▶ **TASK GOAL**: Return every record below exactly; leave out the images.

########

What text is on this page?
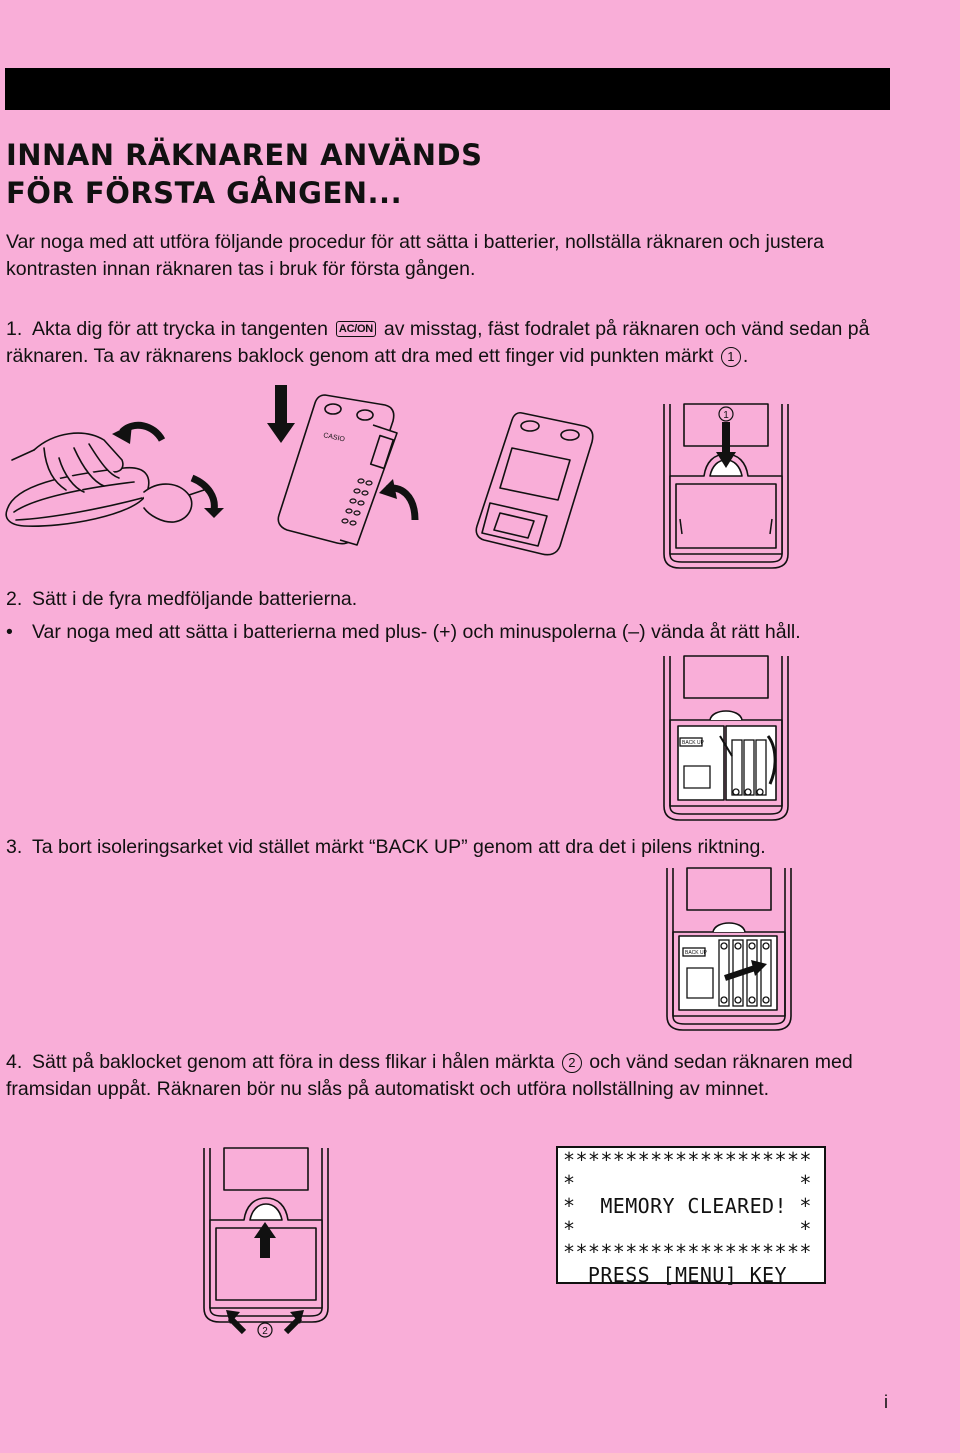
INNAN RÄKNAREN ANVÄNDS
FÖR FÖRSTA GÅNGEN...

Var noga med att utföra följande procedur för att sätta i batterier, nollställa räknaren och justera kontrasten innan räknaren tas i bruk för första gången.

1. Akta dig för att trycka in tangenten AC/ON av misstag, fäst fodralet på räknaren och vänd sedan på räknaren. Ta av räknarens baklock genom att dra med ett finger vid punkten märkt 1 .

CASIO
1

2. Sätt i de fyra medföljande batterierna.

• Var noga med att sätta i batterierna med plus- (+) och minuspolerna (–) vända åt rätt håll.

BACK UP

3. Ta bort isoleringsarket vid stället märkt “BACK UP” genom att dra det i pilens riktning.

BACK UP

4. Sätt på baklocket genom att föra in dess flikar i hålen märkta 2 och vänd sedan räknaren med framsidan uppåt. Räknaren bör nu slås på automatiskt och utföra nollställning av minnet.

2
********************
*                  *
*  MEMORY CLEARED! *
*                  *
********************
PRESS [MENU] KEY
i
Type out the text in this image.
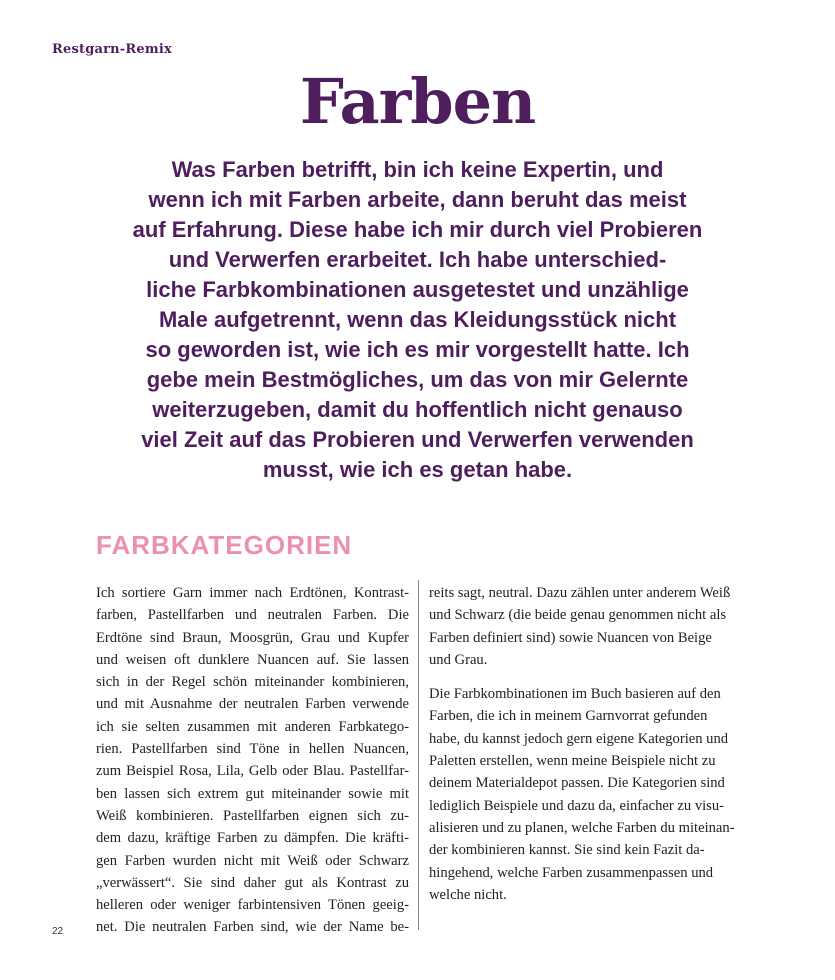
Restgarn-Remix
Farben
Was Farben betrifft, bin ich keine Expertin, und
wenn ich mit Farben arbeite, dann beruht das meist
auf Erfahrung. Diese habe ich mir durch viel Probieren
und Verwerfen erarbeitet. Ich habe unterschied-
liche Farbkombinationen ausgetestet und unzählige
Male aufgetrennt, wenn das Kleidungsstück nicht
so geworden ist, wie ich es mir vorgestellt hatte. Ich
gebe mein Bestmögliches, um das von mir Gelernte
weiterzugeben, damit du hoffentlich nicht genauso
viel Zeit auf das Probieren und Verwerfen verwenden
musst, wie ich es getan habe.
FARBKATEGORIEN
Ich sortiere Garn immer nach Erdtönen, Kontrast-
farben, Pastellfarben und neutralen Farben. Die
Erdtöne sind Braun, Moosgrün, Grau und Kupfer
und weisen oft dunklere Nuancen auf. Sie lassen
sich in der Regel schön miteinander kombinieren,
und mit Ausnahme der neutralen Farben verwende
ich sie selten zusammen mit anderen Farbkatego-
rien. Pastellfarben sind Töne in hellen Nuancen,
zum Beispiel Rosa, Lila, Gelb oder Blau. Pastellfar-
ben lassen sich extrem gut miteinander sowie mit
Weiß kombinieren. Pastellfarben eignen sich zu-
dem dazu, kräftige Farben zu dämpfen. Die kräfti-
gen Farben wurden nicht mit Weiß oder Schwarz
„verwässert“. Sie sind daher gut als Kontrast zu
helleren oder weniger farbintensiven Tönen geeig-
net. Die neutralen Farben sind, wie der Name be-

reits sagt, neutral. Dazu zählen unter anderem Weiß
und Schwarz (die beide genau genommen nicht als
Farben definiert sind) sowie Nuancen von Beige
und Grau.

Die Farbkombinationen im Buch basieren auf den
Farben, die ich in meinem Garnvorrat gefunden
habe, du kannst jedoch gern eigene Kategorien und
Paletten erstellen, wenn meine Beispiele nicht zu
deinem Materialdepot passen. Die Kategorien sind
lediglich Beispiele und dazu da, einfacher zu visu-
alisieren und zu planen, welche Farben du miteinan-
der kombinieren kannst. Sie sind kein Fazit da-
hingehend, welche Farben zusammenpassen und
welche nicht.

22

########

▶ **WRITTEN SOLUTION**:
What text is on this page?
INNAN RÄKNAREN ANVÄNDS
FÖR FÖRSTA GÅNGEN...

Var noga med att utföra följande procedur för att sätta i batterier, nollställa räknaren och justera kontrasten innan räknaren tas i bruk för första gången.

1. Akta dig för att trycka in tangenten AC/ON av misstag, fäst fodralet på räknaren och vänd sedan på räknaren. Ta av räknarens baklock genom att dra med ett finger vid punkten märkt 1 .

CASIO
1

2. Sätt i de fyra medföljande batterierna.

• Var noga med att sätta i batterierna med plus- (+) och minuspolerna (–) vända åt rätt håll.

BACK UP

3. Ta bort isoleringsarket vid stället märkt “BACK UP” genom att dra det i pilens riktning.

BACK UP

4. Sätt på baklocket genom att föra in dess flikar i hålen märkta 2 och vänd sedan räknaren med framsidan uppåt. Räknaren bör nu slås på automatiskt och utföra nollställning av minnet.

2
********************
*                  *
*  MEMORY CLEARED! *
*                  *
********************
PRESS [MENU] KEY
i
Type out the text in this image.
Restgarn-Remix
Farben
Was Farben betrifft, bin ich keine Expertin, und
wenn ich mit Farben arbeite, dann beruht das meist
auf Erfahrung. Diese habe ich mir durch viel Probieren
und Verwerfen erarbeitet. Ich habe unterschied-
liche Farbkombinationen ausgetestet und unzählige
Male aufgetrennt, wenn das Kleidungsstück nicht
so geworden ist, wie ich es mir vorgestellt hatte. Ich
gebe mein Bestmögliches, um das von mir Gelernte
weiterzugeben, damit du hoffentlich nicht genauso
viel Zeit auf das Probieren und Verwerfen verwenden
musst, wie ich es getan habe.
FARBKATEGORIEN
Ich sortiere Garn immer nach Erdtönen, Kontrast-
farben, Pastellfarben und neutralen Farben. Die
Erdtöne sind Braun, Moosgrün, Grau und Kupfer
und weisen oft dunklere Nuancen auf. Sie lassen
sich in der Regel schön miteinander kombinieren,
und mit Ausnahme der neutralen Farben verwende
ich sie selten zusammen mit anderen Farbkatego-
rien. Pastellfarben sind Töne in hellen Nuancen,
zum Beispiel Rosa, Lila, Gelb oder Blau. Pastellfar-
ben lassen sich extrem gut miteinander sowie mit
Weiß kombinieren. Pastellfarben eignen sich zu-
dem dazu, kräftige Farben zu dämpfen. Die kräfti-
gen Farben wurden nicht mit Weiß oder Schwarz
„verwässert“. Sie sind daher gut als Kontrast zu
helleren oder weniger farbintensiven Tönen geeig-
net. Die neutralen Farben sind, wie der Name be-

reits sagt, neutral. Dazu zählen unter anderem Weiß
und Schwarz (die beide genau genommen nicht als
Farben definiert sind) sowie Nuancen von Beige
und Grau.

Die Farbkombinationen im Buch basieren auf den
Farben, die ich in meinem Garnvorrat gefunden
habe, du kannst jedoch gern eigene Kategorien und
Paletten erstellen, wenn meine Beispiele nicht zu
deinem Materialdepot passen. Die Kategorien sind
lediglich Beispiele und dazu da, einfacher zu visu-
alisieren und zu planen, welche Farben du miteinan-
der kombinieren kannst. Sie sind kein Fazit da-
hingehend, welche Farben zusammenpassen und
welche nicht.

22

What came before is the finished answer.